What to do
Copy every record word for word.

BEGIN Source data

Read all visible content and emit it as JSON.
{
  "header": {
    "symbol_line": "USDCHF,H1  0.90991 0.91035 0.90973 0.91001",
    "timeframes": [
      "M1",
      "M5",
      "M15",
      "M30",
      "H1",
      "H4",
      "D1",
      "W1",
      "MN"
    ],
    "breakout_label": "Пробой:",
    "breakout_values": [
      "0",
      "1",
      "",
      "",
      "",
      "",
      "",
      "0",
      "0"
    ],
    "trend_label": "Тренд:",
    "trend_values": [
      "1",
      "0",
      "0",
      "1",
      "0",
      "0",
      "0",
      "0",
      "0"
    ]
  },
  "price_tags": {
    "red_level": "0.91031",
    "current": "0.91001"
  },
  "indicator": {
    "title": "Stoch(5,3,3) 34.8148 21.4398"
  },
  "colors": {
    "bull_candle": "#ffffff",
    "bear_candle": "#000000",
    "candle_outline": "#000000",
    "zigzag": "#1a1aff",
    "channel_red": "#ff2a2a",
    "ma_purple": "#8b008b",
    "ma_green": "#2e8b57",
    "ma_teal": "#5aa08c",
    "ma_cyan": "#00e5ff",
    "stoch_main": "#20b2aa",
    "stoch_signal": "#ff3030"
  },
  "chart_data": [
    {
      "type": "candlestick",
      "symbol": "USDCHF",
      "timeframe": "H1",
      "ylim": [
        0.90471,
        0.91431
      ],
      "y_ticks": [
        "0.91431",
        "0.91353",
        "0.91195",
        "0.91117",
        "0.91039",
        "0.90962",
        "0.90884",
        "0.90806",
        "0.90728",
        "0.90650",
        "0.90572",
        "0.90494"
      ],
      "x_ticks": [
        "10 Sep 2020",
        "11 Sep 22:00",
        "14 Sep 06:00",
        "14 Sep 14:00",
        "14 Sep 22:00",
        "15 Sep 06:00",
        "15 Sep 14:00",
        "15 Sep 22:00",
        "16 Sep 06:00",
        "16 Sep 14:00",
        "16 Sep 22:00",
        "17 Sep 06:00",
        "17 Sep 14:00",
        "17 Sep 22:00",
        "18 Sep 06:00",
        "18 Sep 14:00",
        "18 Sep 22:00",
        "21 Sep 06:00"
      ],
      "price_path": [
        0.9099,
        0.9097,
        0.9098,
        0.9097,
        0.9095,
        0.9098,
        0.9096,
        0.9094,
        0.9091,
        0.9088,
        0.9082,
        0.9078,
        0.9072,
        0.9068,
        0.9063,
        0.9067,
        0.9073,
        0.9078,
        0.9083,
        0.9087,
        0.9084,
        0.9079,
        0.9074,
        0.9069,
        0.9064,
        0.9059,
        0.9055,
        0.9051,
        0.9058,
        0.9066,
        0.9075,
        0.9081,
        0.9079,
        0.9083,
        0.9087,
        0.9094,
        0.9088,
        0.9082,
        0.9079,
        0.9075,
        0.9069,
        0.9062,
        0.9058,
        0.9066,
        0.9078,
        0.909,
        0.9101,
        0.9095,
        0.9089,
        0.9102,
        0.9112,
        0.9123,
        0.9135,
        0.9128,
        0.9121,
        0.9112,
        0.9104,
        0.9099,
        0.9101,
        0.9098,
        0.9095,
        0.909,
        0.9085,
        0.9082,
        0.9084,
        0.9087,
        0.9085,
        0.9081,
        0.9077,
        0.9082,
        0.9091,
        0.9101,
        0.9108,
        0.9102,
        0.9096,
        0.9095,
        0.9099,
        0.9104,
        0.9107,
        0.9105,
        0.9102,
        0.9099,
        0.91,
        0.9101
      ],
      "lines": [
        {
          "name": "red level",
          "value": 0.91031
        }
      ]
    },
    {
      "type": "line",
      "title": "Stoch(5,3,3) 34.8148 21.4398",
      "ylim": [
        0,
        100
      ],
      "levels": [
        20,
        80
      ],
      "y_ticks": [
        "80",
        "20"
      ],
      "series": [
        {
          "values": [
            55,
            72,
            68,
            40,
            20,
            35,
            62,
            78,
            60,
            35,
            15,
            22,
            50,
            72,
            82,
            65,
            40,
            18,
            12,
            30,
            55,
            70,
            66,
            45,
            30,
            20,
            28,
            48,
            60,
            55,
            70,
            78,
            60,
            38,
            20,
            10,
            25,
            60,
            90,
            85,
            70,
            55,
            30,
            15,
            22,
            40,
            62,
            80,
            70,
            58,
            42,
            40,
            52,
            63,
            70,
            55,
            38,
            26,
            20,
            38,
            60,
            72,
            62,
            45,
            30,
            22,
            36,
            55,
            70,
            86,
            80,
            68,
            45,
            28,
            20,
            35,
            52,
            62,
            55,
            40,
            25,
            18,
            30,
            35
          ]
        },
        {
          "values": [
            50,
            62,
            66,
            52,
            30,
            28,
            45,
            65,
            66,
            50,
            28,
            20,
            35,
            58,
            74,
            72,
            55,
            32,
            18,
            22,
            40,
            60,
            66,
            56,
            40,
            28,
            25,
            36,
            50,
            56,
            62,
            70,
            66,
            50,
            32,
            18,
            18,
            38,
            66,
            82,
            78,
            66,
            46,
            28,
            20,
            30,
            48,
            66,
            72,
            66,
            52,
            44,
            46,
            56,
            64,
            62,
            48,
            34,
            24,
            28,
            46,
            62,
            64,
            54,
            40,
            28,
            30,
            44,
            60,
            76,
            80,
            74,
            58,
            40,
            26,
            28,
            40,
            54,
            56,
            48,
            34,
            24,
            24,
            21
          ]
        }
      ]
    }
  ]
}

END Source data

The result
Read all visible content and emit it as JSON.
{
  "header": {
    "symbol_line": "USDCHF,H1  0.90991 0.91035 0.90973 0.91001",
    "timeframes": [
      "M1",
      "M5",
      "M15",
      "M30",
      "H1",
      "H4",
      "D1",
      "W1",
      "MN"
    ],
    "breakout_label": "Пробой:",
    "breakout_values": [
      "0",
      "1",
      "",
      "",
      "",
      "",
      "",
      "0",
      "0"
    ],
    "trend_label": "Тренд:",
    "trend_values": [
      "1",
      "0",
      "0",
      "1",
      "0",
      "0",
      "0",
      "0",
      "0"
    ]
  },
  "price_tags": {
    "red_level": "0.91031",
    "current": "0.91001"
  },
  "indicator": {
    "title": "Stoch(5,3,3) 34.8148 21.4398"
  },
  "colors": {
    "bull_candle": "#ffffff",
    "bear_candle": "#000000",
    "candle_outline": "#000000",
    "zigzag": "#1a1aff",
    "channel_red": "#ff2a2a",
    "ma_purple": "#8b008b",
    "ma_green": "#2e8b57",
    "ma_teal": "#5aa08c",
    "ma_cyan": "#00e5ff",
    "stoch_main": "#20b2aa",
    "stoch_signal": "#ff3030"
  },
  "chart_data": [
    {
      "type": "candlestick",
      "symbol": "USDCHF",
      "timeframe": "H1",
      "ylim": [
        0.90471,
        0.91431
      ],
      "y_ticks": [
        "0.91431",
        "0.91353",
        "0.91195",
        "0.91117",
        "0.91039",
        "0.90962",
        "0.90884",
        "0.90806",
        "0.90728",
        "0.90650",
        "0.90572",
        "0.90494"
      ],
      "x_ticks": [
        "10 Sep 2020",
        "11 Sep 22:00",
        "14 Sep 06:00",
        "14 Sep 14:00",
        "14 Sep 22:00",
        "15 Sep 06:00",
        "15 Sep 14:00",
        "15 Sep 22:00",
        "16 Sep 06:00",
        "16 Sep 14:00",
        "16 Sep 22:00",
        "17 Sep 06:00",
        "17 Sep 14:00",
        "17 Sep 22:00",
        "18 Sep 06:00",
        "18 Sep 14:00",
        "18 Sep 22:00",
        "21 Sep 06:00"
      ],
      "price_path": [
        0.9099,
        0.9097,
        0.9098,
        0.9097,
        0.9095,
        0.9098,
        0.9096,
        0.9094,
        0.9091,
        0.9088,
        0.9082,
        0.9078,
        0.9072,
        0.9068,
        0.9063,
        0.9067,
        0.9073,
        0.9078,
        0.9083,
        0.9087,
        0.9084,
        0.9079,
        0.9074,
        0.9069,
        0.9064,
        0.9059,
        0.9055,
        0.9051,
        0.9058,
        0.9066,
        0.9075,
        0.9081,
        0.9079,
        0.9083,
        0.9087,
        0.9094,
        0.9088,
        0.9082,
        0.9079,
        0.9075,
        0.9069,
        0.9062,
        0.9058,
        0.9066,
        0.9078,
        0.909,
        0.9101,
        0.9095,
        0.9089,
        0.9102,
        0.9112,
        0.9123,
        0.9135,
        0.9128,
        0.9121,
        0.9112,
        0.9104,
        0.9099,
        0.9101,
        0.9098,
        0.9095,
        0.909,
        0.9085,
        0.9082,
        0.9084,
        0.9087,
        0.9085,
        0.9081,
        0.9077,
        0.9082,
        0.9091,
        0.9101,
        0.9108,
        0.9102,
        0.9096,
        0.9095,
        0.9099,
        0.9104,
        0.9107,
        0.9105,
        0.9102,
        0.9099,
        0.91,
        0.9101
      ],
      "lines": [
        {
          "name": "red level",
          "value": 0.91031
        }
      ]
    },
    {
      "type": "line",
      "title": "Stoch(5,3,3) 34.8148 21.4398",
      "ylim": [
        0,
        100
      ],
      "levels": [
        20,
        80
      ],
      "y_ticks": [
        "80",
        "20"
      ],
      "series": [
        {
          "values": [
            55,
            72,
            68,
            40,
            20,
            35,
            62,
            78,
            60,
            35,
            15,
            22,
            50,
            72,
            82,
            65,
            40,
            18,
            12,
            30,
            55,
            70,
            66,
            45,
            30,
            20,
            28,
            48,
            60,
            55,
            70,
            78,
            60,
            38,
            20,
            10,
            25,
            60,
            90,
            85,
            70,
            55,
            30,
            15,
            22,
            40,
            62,
            80,
            70,
            58,
            42,
            40,
            52,
            63,
            70,
            55,
            38,
            26,
            20,
            38,
            60,
            72,
            62,
            45,
            30,
            22,
            36,
            55,
            70,
            86,
            80,
            68,
            45,
            28,
            20,
            35,
            52,
            62,
            55,
            40,
            25,
            18,
            30,
            35
          ]
        },
        {
          "values": [
            50,
            62,
            66,
            52,
            30,
            28,
            45,
            65,
            66,
            50,
            28,
            20,
            35,
            58,
            74,
            72,
            55,
            32,
            18,
            22,
            40,
            60,
            66,
            56,
            40,
            28,
            25,
            36,
            50,
            56,
            62,
            70,
            66,
            50,
            32,
            18,
            18,
            38,
            66,
            82,
            78,
            66,
            46,
            28,
            20,
            30,
            48,
            66,
            72,
            66,
            52,
            44,
            46,
            56,
            64,
            62,
            48,
            34,
            24,
            28,
            46,
            62,
            64,
            54,
            40,
            28,
            30,
            44,
            60,
            76,
            80,
            74,
            58,
            40,
            26,
            28,
            40,
            54,
            56,
            48,
            34,
            24,
            24,
            21
          ]
        }
      ]
    }
  ]
}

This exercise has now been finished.